(Data records)
________________________

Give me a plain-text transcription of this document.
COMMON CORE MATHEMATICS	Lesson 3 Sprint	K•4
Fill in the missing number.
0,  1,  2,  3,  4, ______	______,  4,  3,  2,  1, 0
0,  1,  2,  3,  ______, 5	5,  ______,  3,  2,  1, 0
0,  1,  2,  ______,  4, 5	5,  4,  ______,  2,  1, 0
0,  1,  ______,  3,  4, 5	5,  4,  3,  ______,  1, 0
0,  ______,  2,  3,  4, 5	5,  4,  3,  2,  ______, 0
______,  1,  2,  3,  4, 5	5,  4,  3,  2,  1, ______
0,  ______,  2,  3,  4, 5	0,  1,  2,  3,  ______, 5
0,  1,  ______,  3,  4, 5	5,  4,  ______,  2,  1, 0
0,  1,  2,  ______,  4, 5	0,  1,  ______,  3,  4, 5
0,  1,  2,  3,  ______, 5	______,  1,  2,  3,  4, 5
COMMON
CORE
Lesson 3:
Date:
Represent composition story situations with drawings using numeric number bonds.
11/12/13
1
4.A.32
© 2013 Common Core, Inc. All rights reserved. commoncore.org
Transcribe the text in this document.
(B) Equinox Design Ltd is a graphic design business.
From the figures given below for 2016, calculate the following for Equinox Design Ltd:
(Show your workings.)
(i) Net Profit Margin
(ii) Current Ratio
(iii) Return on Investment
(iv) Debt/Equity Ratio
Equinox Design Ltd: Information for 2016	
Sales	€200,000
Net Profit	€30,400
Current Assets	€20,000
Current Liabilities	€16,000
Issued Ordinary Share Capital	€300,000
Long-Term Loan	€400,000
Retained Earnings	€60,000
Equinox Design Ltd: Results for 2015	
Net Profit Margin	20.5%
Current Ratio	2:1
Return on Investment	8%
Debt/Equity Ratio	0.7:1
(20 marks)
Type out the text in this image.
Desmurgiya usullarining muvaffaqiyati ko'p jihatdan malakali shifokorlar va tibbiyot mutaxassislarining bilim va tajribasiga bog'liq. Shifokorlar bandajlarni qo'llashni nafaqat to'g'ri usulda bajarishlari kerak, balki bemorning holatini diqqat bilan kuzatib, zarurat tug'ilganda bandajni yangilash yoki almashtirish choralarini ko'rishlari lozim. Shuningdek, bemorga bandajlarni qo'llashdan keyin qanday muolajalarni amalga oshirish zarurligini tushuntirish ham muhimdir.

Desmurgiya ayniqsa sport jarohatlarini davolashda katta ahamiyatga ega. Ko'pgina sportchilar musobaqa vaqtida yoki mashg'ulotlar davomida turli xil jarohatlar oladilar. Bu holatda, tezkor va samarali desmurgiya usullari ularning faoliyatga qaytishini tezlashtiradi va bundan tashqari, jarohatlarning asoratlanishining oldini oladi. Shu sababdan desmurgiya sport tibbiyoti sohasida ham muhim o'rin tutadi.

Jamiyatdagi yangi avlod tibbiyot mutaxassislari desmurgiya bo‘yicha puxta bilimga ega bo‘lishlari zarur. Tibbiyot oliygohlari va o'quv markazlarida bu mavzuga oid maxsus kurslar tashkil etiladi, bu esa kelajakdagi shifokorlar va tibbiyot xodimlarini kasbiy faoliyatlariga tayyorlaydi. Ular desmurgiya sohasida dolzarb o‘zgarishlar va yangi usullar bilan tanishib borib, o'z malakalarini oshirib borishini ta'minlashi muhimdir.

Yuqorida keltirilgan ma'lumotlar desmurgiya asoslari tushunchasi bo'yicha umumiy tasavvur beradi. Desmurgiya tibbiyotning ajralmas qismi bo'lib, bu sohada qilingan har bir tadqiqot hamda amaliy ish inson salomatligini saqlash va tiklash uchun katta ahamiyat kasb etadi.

________________________

Problem: How many lines in the records above hold the word "Design"? Give only the number.

Response: 4